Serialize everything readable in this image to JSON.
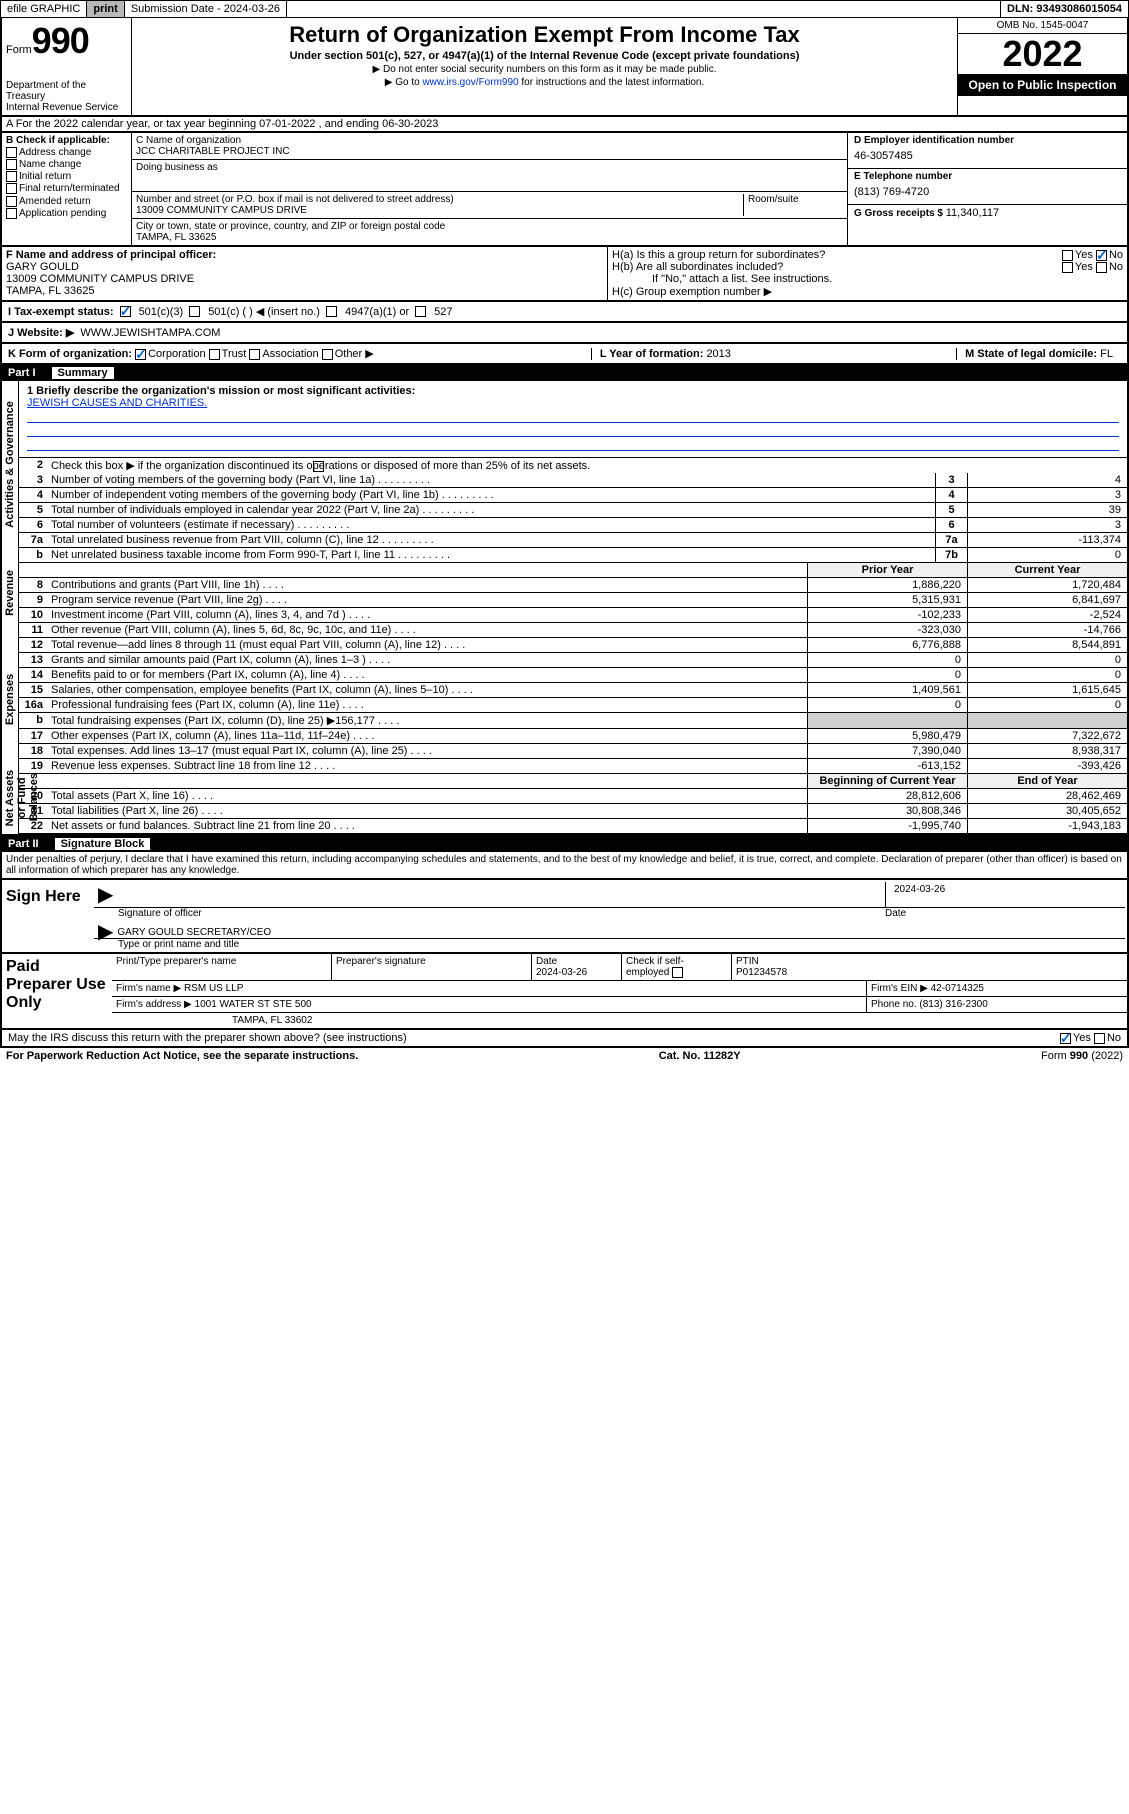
{
  "topbar": {
    "efile": "efile GRAPHIC",
    "print": "print",
    "submission_label": "Submission Date - ",
    "submission_date": "2024-03-26",
    "dln_label": "DLN: ",
    "dln": "93493086015054"
  },
  "header": {
    "form_label": "Form",
    "form_num": "990",
    "dept": "Department of the Treasury\nInternal Revenue Service",
    "title": "Return of Organization Exempt From Income Tax",
    "subtitle": "Under section 501(c), 527, or 4947(a)(1) of the Internal Revenue Code (except private foundations)",
    "instr1": "▶ Do not enter social security numbers on this form as it may be made public.",
    "instr2_pre": "▶ Go to ",
    "instr2_link": "www.irs.gov/Form990",
    "instr2_post": " for instructions and the latest information.",
    "omb": "OMB No. 1545-0047",
    "year": "2022",
    "open_public": "Open to Public Inspection"
  },
  "row_a": "A For the 2022 calendar year, or tax year beginning 07-01-2022   , and ending 06-30-2023",
  "col_b": {
    "label": "B Check if applicable:",
    "items": [
      "Address change",
      "Name change",
      "Initial return",
      "Final return/terminated",
      "Amended return",
      "Application pending"
    ]
  },
  "org": {
    "name_label": "C Name of organization",
    "name": "JCC CHARITABLE PROJECT INC",
    "dba_label": "Doing business as",
    "addr_label": "Number and street (or P.O. box if mail is not delivered to street address)",
    "addr": "13009 COMMUNITY CAMPUS DRIVE",
    "room_label": "Room/suite",
    "city_label": "City or town, state or province, country, and ZIP or foreign postal code",
    "city": "TAMPA, FL  33625"
  },
  "right_col": {
    "ein_label": "D Employer identification number",
    "ein": "46-3057485",
    "phone_label": "E Telephone number",
    "phone": "(813) 769-4720",
    "gross_label": "G Gross receipts $ ",
    "gross": "11,340,117"
  },
  "section_f": {
    "label": "F  Name and address of principal officer:",
    "name": "GARY GOULD",
    "addr": "13009 COMMUNITY CAMPUS DRIVE",
    "city": "TAMPA, FL  33625",
    "ha": "H(a)  Is this a group return for subordinates?",
    "hb": "H(b)  Are all subordinates included?",
    "hb_note": "If \"No,\" attach a list. See instructions.",
    "hc": "H(c)  Group exemption number ▶"
  },
  "status": {
    "label": "I    Tax-exempt status:",
    "opts": [
      "501(c)(3)",
      "501(c) (  ) ◀ (insert no.)",
      "4947(a)(1) or",
      "527"
    ]
  },
  "website": {
    "label": "J   Website: ▶ ",
    "value": "WWW.JEWISHTAMPA.COM"
  },
  "form_org": {
    "label": "K Form of organization:",
    "opts": [
      "Corporation",
      "Trust",
      "Association",
      "Other ▶"
    ],
    "year_label": "L Year of formation: ",
    "year": "2013",
    "domicile_label": "M State of legal domicile: ",
    "domicile": "FL"
  },
  "parts": {
    "p1": "Part I",
    "p1_title": "Summary",
    "p2": "Part II",
    "p2_title": "Signature Block"
  },
  "summary": {
    "briefly_label": "1  Briefly describe the organization's mission or most significant activities:",
    "briefly": "JEWISH CAUSES AND CHARITIES.",
    "line2": "Check this box ▶     if the organization discontinued its operations or disposed of more than 25% of its net assets.",
    "lines_gov": [
      {
        "n": "3",
        "t": "Number of voting members of the governing body (Part VI, line 1a)",
        "nc": "3",
        "v": "4"
      },
      {
        "n": "4",
        "t": "Number of independent voting members of the governing body (Part VI, line 1b)",
        "nc": "4",
        "v": "3"
      },
      {
        "n": "5",
        "t": "Total number of individuals employed in calendar year 2022 (Part V, line 2a)",
        "nc": "5",
        "v": "39"
      },
      {
        "n": "6",
        "t": "Total number of volunteers (estimate if necessary)",
        "nc": "6",
        "v": "3"
      },
      {
        "n": "7a",
        "t": "Total unrelated business revenue from Part VIII, column (C), line 12",
        "nc": "7a",
        "v": "-113,374"
      },
      {
        "n": "b",
        "t": "Net unrelated business taxable income from Form 990-T, Part I, line 11",
        "nc": "7b",
        "v": "0"
      }
    ],
    "col_headers": {
      "prior": "Prior Year",
      "current": "Current Year"
    },
    "revenue": [
      {
        "n": "8",
        "t": "Contributions and grants (Part VIII, line 1h)",
        "p": "1,886,220",
        "c": "1,720,484"
      },
      {
        "n": "9",
        "t": "Program service revenue (Part VIII, line 2g)",
        "p": "5,315,931",
        "c": "6,841,697"
      },
      {
        "n": "10",
        "t": "Investment income (Part VIII, column (A), lines 3, 4, and 7d )",
        "p": "-102,233",
        "c": "-2,524"
      },
      {
        "n": "11",
        "t": "Other revenue (Part VIII, column (A), lines 5, 6d, 8c, 9c, 10c, and 11e)",
        "p": "-323,030",
        "c": "-14,766"
      },
      {
        "n": "12",
        "t": "Total revenue—add lines 8 through 11 (must equal Part VIII, column (A), line 12)",
        "p": "6,776,888",
        "c": "8,544,891"
      }
    ],
    "expenses": [
      {
        "n": "13",
        "t": "Grants and similar amounts paid (Part IX, column (A), lines 1–3 )",
        "p": "0",
        "c": "0"
      },
      {
        "n": "14",
        "t": "Benefits paid to or for members (Part IX, column (A), line 4)",
        "p": "0",
        "c": "0"
      },
      {
        "n": "15",
        "t": "Salaries, other compensation, employee benefits (Part IX, column (A), lines 5–10)",
        "p": "1,409,561",
        "c": "1,615,645"
      },
      {
        "n": "16a",
        "t": "Professional fundraising fees (Part IX, column (A), line 11e)",
        "p": "0",
        "c": "0"
      },
      {
        "n": "b",
        "t": "Total fundraising expenses (Part IX, column (D), line 25) ▶156,177",
        "p": "",
        "c": "",
        "shaded": true
      },
      {
        "n": "17",
        "t": "Other expenses (Part IX, column (A), lines 11a–11d, 11f–24e)",
        "p": "5,980,479",
        "c": "7,322,672"
      },
      {
        "n": "18",
        "t": "Total expenses. Add lines 13–17 (must equal Part IX, column (A), line 25)",
        "p": "7,390,040",
        "c": "8,938,317"
      },
      {
        "n": "19",
        "t": "Revenue less expenses. Subtract line 18 from line 12",
        "p": "-613,152",
        "c": "-393,426"
      }
    ],
    "net_headers": {
      "begin": "Beginning of Current Year",
      "end": "End of Year"
    },
    "net": [
      {
        "n": "20",
        "t": "Total assets (Part X, line 16)",
        "p": "28,812,606",
        "c": "28,462,469"
      },
      {
        "n": "21",
        "t": "Total liabilities (Part X, line 26)",
        "p": "30,808,346",
        "c": "30,405,652"
      },
      {
        "n": "22",
        "t": "Net assets or fund balances. Subtract line 21 from line 20",
        "p": "-1,995,740",
        "c": "-1,943,183"
      }
    ]
  },
  "sig": {
    "penalties": "Under penalties of perjury, I declare that I have examined this return, including accompanying schedules and statements, and to the best of my knowledge and belief, it is true, correct, and complete. Declaration of preparer (other than officer) is based on all information of which preparer has any knowledge.",
    "sign_here": "Sign Here",
    "sig_officer": "Signature of officer",
    "sig_date": "2024-03-26",
    "date_label": "Date",
    "name_title": "GARY GOULD  SECRETARY/CEO",
    "name_title_label": "Type or print name and title"
  },
  "prep": {
    "label": "Paid Preparer Use Only",
    "headers": [
      "Print/Type preparer's name",
      "Preparer's signature",
      "Date",
      "",
      "PTIN"
    ],
    "date": "2024-03-26",
    "self_emp": "Check      if self-employed",
    "ptin": "P01234578",
    "firm_label": "Firm's name    ▶ ",
    "firm": "RSM US LLP",
    "ein_label": "Firm's EIN ▶ ",
    "ein": "42-0714325",
    "addr_label": "Firm's address ▶ ",
    "addr": "1001 WATER ST STE 500",
    "city": "TAMPA, FL  33602",
    "phone_label": "Phone no. ",
    "phone": "(813) 316-2300"
  },
  "bottom": {
    "discuss": "May the IRS discuss this return with the preparer shown above? (see instructions)",
    "yes": "Yes",
    "no": "No"
  },
  "footer": {
    "paperwork": "For Paperwork Reduction Act Notice, see the separate instructions.",
    "cat": "Cat. No. 11282Y",
    "form": "Form 990 (2022)"
  },
  "side_labels": {
    "gov": "Activities & Governance",
    "rev": "Revenue",
    "exp": "Expenses",
    "net": "Net Assets or Fund Balances"
  }
}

──────────

* _What is needed_:
Write out each line of the data that holds the string "calendar".

* _Full answer_:
  "row_a": "A For the 2022 calendar year, or tax year beginning 07-01-2022   , and ending 06-30-2023",
        "t": "Total number of individuals employed in calendar year 2022 (Part V, line 2a)",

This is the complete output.